EXERCICE ÉCRIT 1 » Extrayez intégralement l'article sur la fin des voitures essence et diesel neuves en 2035, sans en modifier un seul mot.

EXTRAIT À LIRE »
C’est acté ! Le 8 juin 2022, le Parlement européen a voté en faveur de la réduction à zéro des émissions de CO2 des véhicules neufs à compter de 2035. Conséquence principale : l’interdiction pour les constructeurs de vendre des voitures essence et diesel. Une mesure ambitieuse et positive, mais qui pose de nombreuses questions.
La neutralité climatique : l’objectif pour 2050
Le 8 juin dernier, le Parlement européen a approuvé le paquet de réformes intitulé « Ajustement à l’objectif 55 pour 2030 », présenté en juillet 2021. Par 339 voix pour et 249 contre, les eurodéputés ont exprimé leur soutien à la proposition de la commission dont l'objectif est d'atteindre une mobilité routière nulle en émissions de CO2 d'ici 2035. Pour cela, le texte dresse un programme en 3 étapes :
- réduire les émissions de CO2 de 55 % par rapport à 1990 ;
- réduire à zéro les émissions de CO2 des véhicules neufs à partir de 2035 ;
- atteindre la neutralité climatique en 2050, comme le veut le Pacte vert pour l'Europe (Green Deal).
Comme le souligne Jan Huitema, le rapporteur du texte, cette « révision ambitieuse des normes d'émission de CO2 constitue un élément essentiel pour atteindre nos objectifs climatiques. Avec ces normes, nous apportons de la clarté pour l'industrie automobile et stimulons l'innovation et les investissements pour les constructeurs automobiles » (1). Il faut dire que le temps presse : dans le cadre du Pacte vert, l'Europe souhaite en effet être le tout premier continent à atteindre la neutralité climatique. Or, la révolution du transport est indispensable pour atteindre cet objectif, dans la mesure où le secteur représente un quart des émissions de gaz à effet de serre sur le Vieux Continent (2).

DONNÉES DE L'EXERCICE »
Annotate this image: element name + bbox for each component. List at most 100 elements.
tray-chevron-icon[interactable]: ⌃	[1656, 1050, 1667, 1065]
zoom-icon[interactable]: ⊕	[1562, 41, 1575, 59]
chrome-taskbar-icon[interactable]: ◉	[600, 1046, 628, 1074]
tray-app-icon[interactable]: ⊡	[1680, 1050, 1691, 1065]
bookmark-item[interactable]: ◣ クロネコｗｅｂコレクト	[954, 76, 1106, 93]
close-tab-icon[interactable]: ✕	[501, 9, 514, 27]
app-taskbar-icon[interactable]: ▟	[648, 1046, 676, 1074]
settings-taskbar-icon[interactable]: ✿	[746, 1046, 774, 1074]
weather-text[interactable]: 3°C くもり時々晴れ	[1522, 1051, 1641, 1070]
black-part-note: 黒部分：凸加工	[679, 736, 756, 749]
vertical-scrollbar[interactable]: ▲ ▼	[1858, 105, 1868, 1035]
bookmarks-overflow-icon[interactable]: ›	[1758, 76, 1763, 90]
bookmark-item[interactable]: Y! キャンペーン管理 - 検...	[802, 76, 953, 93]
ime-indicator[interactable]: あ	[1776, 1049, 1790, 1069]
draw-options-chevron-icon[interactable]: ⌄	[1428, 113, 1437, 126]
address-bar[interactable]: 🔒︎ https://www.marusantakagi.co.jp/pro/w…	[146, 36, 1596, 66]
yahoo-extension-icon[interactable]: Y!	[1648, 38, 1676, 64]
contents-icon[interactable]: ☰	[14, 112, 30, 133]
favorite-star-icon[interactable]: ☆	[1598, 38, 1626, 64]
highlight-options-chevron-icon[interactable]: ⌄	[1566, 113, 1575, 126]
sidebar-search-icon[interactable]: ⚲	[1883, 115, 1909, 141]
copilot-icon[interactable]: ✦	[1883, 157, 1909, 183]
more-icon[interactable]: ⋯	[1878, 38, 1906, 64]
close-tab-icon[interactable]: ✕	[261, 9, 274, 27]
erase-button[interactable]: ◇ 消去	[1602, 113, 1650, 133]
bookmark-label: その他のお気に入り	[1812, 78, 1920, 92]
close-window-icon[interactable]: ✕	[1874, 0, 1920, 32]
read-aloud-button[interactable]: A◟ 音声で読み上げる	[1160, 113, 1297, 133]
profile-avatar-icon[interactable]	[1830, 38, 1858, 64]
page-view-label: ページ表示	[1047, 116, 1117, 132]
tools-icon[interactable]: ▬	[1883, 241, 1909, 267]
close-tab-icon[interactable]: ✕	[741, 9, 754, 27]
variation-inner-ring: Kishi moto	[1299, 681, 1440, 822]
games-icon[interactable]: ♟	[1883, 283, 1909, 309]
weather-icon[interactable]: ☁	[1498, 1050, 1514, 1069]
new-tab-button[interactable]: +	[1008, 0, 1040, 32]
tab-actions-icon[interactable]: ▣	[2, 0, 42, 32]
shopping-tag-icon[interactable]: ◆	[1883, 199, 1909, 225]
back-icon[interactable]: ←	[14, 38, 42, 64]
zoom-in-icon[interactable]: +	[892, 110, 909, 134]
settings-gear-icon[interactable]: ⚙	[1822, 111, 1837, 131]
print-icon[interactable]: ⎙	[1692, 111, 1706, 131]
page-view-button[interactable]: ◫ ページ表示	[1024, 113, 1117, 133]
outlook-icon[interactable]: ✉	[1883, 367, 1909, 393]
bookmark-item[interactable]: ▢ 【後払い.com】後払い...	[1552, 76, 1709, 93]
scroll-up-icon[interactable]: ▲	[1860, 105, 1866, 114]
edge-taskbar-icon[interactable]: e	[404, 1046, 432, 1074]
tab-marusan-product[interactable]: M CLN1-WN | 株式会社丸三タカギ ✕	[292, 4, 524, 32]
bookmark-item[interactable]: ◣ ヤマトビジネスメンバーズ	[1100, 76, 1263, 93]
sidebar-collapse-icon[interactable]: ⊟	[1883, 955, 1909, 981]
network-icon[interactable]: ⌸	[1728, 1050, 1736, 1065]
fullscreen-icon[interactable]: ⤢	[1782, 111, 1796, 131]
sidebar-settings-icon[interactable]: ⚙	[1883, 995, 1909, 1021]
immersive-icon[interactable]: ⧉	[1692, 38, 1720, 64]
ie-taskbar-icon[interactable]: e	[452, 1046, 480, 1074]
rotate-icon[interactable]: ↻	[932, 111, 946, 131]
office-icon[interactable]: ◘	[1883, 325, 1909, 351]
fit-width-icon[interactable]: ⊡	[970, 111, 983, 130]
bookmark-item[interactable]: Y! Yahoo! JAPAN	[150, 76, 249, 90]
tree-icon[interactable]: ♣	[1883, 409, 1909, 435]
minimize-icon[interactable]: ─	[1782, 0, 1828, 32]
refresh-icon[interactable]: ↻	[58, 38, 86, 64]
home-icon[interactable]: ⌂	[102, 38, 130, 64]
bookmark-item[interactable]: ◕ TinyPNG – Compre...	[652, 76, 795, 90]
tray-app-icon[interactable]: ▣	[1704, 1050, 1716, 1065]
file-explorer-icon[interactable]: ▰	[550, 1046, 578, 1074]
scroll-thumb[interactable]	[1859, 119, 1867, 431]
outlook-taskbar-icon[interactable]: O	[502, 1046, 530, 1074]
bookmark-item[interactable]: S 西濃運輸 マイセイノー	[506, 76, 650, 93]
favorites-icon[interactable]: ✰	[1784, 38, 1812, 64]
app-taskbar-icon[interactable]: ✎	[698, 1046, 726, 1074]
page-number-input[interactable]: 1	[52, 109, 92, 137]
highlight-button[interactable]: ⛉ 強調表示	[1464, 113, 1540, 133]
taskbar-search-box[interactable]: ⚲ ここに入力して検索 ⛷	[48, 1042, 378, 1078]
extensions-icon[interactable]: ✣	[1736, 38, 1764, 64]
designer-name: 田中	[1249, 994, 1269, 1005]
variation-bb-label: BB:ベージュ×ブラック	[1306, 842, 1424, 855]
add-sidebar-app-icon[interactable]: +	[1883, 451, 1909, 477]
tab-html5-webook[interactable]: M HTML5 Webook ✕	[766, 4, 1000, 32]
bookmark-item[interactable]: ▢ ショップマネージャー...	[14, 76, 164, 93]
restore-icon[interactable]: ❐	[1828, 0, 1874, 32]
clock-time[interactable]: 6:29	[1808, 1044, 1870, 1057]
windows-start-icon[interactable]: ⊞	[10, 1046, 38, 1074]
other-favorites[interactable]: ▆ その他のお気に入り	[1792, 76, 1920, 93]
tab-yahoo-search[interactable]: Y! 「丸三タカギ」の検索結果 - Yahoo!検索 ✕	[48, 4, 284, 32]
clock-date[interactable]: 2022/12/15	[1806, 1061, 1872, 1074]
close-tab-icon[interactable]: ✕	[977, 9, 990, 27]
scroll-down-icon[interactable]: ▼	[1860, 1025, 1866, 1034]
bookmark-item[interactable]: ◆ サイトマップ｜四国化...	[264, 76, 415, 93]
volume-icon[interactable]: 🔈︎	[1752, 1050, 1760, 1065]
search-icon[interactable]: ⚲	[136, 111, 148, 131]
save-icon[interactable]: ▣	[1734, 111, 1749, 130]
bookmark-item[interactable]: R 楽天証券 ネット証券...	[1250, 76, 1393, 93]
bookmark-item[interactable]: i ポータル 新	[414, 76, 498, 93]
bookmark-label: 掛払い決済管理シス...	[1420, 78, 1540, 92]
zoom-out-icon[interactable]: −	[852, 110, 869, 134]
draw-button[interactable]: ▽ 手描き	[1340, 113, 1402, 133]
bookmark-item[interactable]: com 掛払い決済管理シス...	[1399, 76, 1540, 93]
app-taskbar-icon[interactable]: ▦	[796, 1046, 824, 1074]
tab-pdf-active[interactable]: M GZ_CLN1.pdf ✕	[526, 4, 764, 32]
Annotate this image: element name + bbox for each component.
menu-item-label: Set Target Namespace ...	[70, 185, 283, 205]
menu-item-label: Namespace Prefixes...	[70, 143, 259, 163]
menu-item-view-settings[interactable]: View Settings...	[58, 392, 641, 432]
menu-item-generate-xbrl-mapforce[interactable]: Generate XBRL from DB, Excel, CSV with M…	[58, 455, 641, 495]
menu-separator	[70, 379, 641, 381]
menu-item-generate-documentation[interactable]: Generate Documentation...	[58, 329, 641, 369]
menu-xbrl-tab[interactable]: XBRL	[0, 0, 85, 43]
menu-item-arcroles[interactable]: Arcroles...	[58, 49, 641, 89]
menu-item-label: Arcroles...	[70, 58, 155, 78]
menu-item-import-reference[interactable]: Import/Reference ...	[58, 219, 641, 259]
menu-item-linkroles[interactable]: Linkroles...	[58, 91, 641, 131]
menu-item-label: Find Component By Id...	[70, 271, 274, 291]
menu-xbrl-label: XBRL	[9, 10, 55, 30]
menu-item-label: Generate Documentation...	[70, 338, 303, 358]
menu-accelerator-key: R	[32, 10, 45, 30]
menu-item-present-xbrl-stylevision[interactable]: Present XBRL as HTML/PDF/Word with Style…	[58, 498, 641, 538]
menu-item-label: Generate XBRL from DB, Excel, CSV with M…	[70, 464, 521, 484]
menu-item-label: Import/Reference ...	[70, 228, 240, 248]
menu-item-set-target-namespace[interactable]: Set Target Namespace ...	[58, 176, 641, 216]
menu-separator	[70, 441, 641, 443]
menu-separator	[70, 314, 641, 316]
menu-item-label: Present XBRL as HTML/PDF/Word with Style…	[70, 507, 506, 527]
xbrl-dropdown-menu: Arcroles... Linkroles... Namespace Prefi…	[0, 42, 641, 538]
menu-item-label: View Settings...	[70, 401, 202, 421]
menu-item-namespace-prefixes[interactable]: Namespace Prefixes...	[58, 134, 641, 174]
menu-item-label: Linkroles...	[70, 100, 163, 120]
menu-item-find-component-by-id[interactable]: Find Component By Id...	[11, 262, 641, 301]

EXERCICE ÉCRIT 2 » Dans les lignes de données, depuis la première jusqu'à la ligne contenant « 1046, 774, 1074] » incluse, remplacez « close-tab-icon » par « tab-close-icon » en laissant tout le reste intact. Ne reproduisez que ces lignes.

RÉSULTAT ATTENDU 1 »
C’est acté ! Le 8 juin 2022, le Parlement européen a voté en faveur de la réduction à zéro des émissions de CO2 des véhicules neufs à compter de 2035. Conséquence principale : l’interdiction pour les constructeurs de vendre des voitures essence et diesel. Une mesure ambitieuse et positive, mais qui pose de nombreuses questions.
La neutralité climatique : l’objectif pour 2050
Le 8 juin dernier, le Parlement européen a approuvé le paquet de réformes intitulé « Ajustement à l’objectif 55 pour 2030 », présenté en juillet 2021. Par 339 voix pour et 249 contre, les eurodéputés ont exprimé leur soutien à la proposition de la commission dont l'objectif est d'atteindre une mobilité routière nulle en émissions de CO2 d'ici 2035. Pour cela, le texte dresse un programme en 3 étapes :
- réduire les émissions de CO2 de 55 % par rapport à 1990 ;
- réduire à zéro les émissions de CO2 des véhicules neufs à partir de 2035 ;
- atteindre la neutralité climatique en 2050, comme le veut le Pacte vert pour l'Europe (Green Deal).
Comme le souligne Jan Huitema, le rapporteur du texte, cette « révision ambitieuse des normes d'émission de CO2 constitue un élément essentiel pour atteindre nos objectifs climatiques. Avec ces normes, nous apportons de la clarté pour l'industrie automobile et stimulons l'innovation et les investissements pour les constructeurs automobiles » (1). Il faut dire que le temps presse : dans le cadre du Pacte vert, l'Europe souhaite en effet être le tout premier continent à atteindre la neutralité climatique. Or, la révolution du transport est indispensable pour atteindre cet objectif, dans la mesure où le secteur représente un quart des émissions de gaz à effet de serre sur le Vieux Continent (2).

RÉSULTAT ATTENDU 2 »
Annotate this image: element name + bbox for each component. List at most 100 elements.
tray-chevron-icon[interactable]: ⌃	[1656, 1050, 1667, 1065]
zoom-icon[interactable]: ⊕	[1562, 41, 1575, 59]
chrome-taskbar-icon[interactable]: ◉	[600, 1046, 628, 1074]
tray-app-icon[interactable]: ⊡	[1680, 1050, 1691, 1065]
bookmark-item[interactable]: ◣ クロネコｗｅｂコレクト	[954, 76, 1106, 93]
tab-close-icon[interactable]: ✕	[501, 9, 514, 27]
app-taskbar-icon[interactable]: ▟	[648, 1046, 676, 1074]
settings-taskbar-icon[interactable]: ✿	[746, 1046, 774, 1074]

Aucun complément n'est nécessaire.